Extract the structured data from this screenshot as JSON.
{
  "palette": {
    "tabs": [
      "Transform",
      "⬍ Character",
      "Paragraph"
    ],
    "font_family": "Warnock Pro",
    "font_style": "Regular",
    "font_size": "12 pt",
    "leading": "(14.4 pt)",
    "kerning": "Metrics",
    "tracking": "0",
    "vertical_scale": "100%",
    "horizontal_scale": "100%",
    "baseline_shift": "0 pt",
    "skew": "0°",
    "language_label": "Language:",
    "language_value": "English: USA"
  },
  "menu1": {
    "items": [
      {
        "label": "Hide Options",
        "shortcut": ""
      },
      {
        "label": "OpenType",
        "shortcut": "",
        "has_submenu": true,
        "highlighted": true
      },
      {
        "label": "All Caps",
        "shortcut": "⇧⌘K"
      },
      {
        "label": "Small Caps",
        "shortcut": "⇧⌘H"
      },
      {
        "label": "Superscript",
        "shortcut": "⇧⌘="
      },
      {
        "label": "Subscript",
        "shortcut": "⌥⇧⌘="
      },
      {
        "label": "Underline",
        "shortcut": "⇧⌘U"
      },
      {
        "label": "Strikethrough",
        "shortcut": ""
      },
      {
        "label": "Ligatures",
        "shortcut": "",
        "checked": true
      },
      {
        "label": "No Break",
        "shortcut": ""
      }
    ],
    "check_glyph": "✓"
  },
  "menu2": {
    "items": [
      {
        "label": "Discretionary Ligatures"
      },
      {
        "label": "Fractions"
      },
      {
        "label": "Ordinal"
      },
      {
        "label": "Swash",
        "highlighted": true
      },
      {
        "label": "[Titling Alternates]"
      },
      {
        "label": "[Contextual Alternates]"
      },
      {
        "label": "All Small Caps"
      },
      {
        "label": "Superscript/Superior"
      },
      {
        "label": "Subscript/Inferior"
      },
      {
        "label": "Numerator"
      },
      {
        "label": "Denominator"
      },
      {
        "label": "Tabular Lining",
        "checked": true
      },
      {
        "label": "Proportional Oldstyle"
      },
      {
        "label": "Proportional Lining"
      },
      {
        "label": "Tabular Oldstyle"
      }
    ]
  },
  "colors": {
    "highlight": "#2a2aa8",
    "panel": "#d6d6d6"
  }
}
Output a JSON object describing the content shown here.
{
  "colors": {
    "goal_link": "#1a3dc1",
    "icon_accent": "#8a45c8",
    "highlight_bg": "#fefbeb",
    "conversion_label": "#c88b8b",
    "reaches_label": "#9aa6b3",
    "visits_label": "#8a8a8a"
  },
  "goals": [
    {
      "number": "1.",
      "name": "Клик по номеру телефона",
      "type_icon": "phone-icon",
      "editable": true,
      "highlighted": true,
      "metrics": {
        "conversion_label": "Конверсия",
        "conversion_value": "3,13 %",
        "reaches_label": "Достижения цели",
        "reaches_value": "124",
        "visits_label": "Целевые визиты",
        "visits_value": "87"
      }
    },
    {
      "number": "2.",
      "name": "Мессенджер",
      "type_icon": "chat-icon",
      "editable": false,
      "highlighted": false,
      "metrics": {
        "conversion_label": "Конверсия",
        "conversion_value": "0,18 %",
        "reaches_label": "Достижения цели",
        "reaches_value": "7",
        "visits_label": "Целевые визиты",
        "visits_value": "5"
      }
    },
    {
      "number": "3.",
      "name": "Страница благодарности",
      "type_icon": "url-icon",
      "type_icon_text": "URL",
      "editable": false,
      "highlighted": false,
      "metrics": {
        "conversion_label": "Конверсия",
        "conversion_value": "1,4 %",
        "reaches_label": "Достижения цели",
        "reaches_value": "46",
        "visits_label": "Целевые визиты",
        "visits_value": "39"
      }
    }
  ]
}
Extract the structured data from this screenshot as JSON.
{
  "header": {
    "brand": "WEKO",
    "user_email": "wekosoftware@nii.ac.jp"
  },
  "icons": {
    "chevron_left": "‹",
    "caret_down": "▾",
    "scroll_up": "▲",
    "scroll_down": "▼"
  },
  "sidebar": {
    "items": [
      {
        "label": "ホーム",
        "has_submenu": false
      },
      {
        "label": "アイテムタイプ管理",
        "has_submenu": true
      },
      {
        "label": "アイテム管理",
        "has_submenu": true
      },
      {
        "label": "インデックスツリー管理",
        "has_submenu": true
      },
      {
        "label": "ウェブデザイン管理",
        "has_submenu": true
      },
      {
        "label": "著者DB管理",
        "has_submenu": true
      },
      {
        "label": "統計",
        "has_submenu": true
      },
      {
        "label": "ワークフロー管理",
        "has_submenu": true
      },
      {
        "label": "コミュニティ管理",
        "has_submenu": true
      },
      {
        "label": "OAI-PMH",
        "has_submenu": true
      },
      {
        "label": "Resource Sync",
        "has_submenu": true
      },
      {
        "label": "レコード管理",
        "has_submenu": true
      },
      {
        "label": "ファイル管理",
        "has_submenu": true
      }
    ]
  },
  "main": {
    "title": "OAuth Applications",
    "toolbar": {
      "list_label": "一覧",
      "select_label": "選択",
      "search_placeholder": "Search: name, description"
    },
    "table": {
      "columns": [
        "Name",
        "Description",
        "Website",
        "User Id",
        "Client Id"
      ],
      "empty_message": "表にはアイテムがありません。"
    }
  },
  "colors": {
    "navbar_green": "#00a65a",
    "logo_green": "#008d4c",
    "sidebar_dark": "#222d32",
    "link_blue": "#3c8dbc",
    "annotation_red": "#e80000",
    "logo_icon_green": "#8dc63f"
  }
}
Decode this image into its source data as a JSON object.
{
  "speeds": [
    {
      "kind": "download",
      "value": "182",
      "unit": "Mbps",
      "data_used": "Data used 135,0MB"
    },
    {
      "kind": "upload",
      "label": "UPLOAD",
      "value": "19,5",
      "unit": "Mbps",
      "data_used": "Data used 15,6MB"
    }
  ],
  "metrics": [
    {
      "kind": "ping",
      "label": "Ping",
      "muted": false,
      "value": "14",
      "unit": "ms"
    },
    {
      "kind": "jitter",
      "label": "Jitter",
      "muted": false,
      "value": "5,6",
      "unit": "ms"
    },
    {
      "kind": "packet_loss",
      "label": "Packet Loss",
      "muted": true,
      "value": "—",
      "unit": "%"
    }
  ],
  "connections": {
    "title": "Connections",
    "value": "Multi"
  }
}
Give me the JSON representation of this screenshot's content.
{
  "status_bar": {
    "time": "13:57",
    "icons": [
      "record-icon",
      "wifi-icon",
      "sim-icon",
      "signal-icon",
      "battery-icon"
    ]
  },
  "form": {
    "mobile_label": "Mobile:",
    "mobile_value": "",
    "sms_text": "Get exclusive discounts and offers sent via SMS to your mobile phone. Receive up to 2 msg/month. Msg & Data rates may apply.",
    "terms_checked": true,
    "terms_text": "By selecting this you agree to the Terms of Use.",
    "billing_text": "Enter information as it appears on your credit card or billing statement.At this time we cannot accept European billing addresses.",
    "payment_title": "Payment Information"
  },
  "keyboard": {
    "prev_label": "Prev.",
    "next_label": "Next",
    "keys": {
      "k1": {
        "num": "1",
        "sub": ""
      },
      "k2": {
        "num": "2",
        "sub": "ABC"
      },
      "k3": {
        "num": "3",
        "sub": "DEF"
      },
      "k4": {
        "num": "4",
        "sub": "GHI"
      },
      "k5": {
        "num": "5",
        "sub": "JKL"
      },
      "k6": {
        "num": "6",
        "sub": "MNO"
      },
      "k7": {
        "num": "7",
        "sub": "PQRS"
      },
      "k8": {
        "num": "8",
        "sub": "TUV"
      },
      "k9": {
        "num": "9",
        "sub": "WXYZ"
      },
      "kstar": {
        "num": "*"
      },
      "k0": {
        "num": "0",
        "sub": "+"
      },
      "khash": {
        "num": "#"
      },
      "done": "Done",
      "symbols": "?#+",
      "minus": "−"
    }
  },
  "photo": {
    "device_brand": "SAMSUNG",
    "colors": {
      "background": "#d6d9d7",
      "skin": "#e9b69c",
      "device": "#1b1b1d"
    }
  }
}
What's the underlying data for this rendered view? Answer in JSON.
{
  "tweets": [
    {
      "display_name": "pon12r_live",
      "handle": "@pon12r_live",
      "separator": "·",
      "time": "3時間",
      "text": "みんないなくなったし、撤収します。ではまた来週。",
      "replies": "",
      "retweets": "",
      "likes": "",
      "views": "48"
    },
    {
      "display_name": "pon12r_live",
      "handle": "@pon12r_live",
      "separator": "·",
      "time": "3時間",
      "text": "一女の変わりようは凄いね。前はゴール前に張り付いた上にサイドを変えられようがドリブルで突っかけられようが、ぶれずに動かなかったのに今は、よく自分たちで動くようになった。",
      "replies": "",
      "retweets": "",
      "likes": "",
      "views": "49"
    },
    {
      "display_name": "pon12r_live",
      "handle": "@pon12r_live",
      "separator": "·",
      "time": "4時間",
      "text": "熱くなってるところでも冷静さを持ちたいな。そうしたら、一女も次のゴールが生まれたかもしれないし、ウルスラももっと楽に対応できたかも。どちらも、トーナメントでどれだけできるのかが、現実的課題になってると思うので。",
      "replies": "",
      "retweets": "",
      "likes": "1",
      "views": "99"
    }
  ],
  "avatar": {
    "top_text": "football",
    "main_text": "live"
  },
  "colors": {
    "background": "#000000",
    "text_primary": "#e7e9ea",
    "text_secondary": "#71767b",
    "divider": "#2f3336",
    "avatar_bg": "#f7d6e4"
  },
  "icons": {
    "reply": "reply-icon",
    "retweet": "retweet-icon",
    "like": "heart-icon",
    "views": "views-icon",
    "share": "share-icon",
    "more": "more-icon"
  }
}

PROBLEM DESCRIPTION:
With both ends included, please retype exactly the lines from the line containing "What's the underlying" to the final line of the data.

WRITTEN RESPONSE:
What's the underlying data for this rendered view? Answer in JSON.
{
  "tweets": [
    {
      "display_name": "pon12r_live",
      "handle": "@pon12r_live",
      "separator": "·",
      "time": "3時間",
      "text": "みんないなくなったし、撤収します。ではまた来週。",
      "replies": "",
      "retweets": "",
      "likes": "",
      "views": "48"
    },
    {
      "display_name": "pon12r_live",
      "handle": "@pon12r_live",
      "separator": "·",
      "time": "3時間",
      "text": "一女の変わりようは凄いね。前はゴール前に張り付いた上にサイドを変えられようがドリブルで突っかけられようが、ぶれずに動かなかったのに今は、よく自分たちで動くようになった。",
      "replies": "",
      "retweets": "",
      "likes": "",
      "views": "49"
    },
    {
      "display_name": "pon12r_live",
      "handle": "@pon12r_live",
      "separator": "·",
      "time": "4時間",
      "text": "熱くなってるところでも冷静さを持ちたいな。そうしたら、一女も次のゴールが生まれたかもしれないし、ウルスラももっと楽に対応できたかも。どちらも、トーナメントでどれだけできるのかが、現実的課題になってると思うので。",
      "replies": "",
      "retweets": "",
      "likes": "1",
      "views": "99"
    }
  ],
  "avatar": {
    "top_text": "football",
    "main_text": "live"
  },
  "colors": {
    "background": "#000000",
    "text_primary": "#e7e9ea",
    "text_secondary": "#71767b",
    "divider": "#2f3336",
    "avatar_bg": "#f7d6e4"
  },
  "icons": {
    "reply": "reply-icon",
    "retweet": "retweet-icon",
    "like": "heart-icon",
    "views": "views-icon",
    "share": "share-icon",
    "more": "more-icon"
  }
}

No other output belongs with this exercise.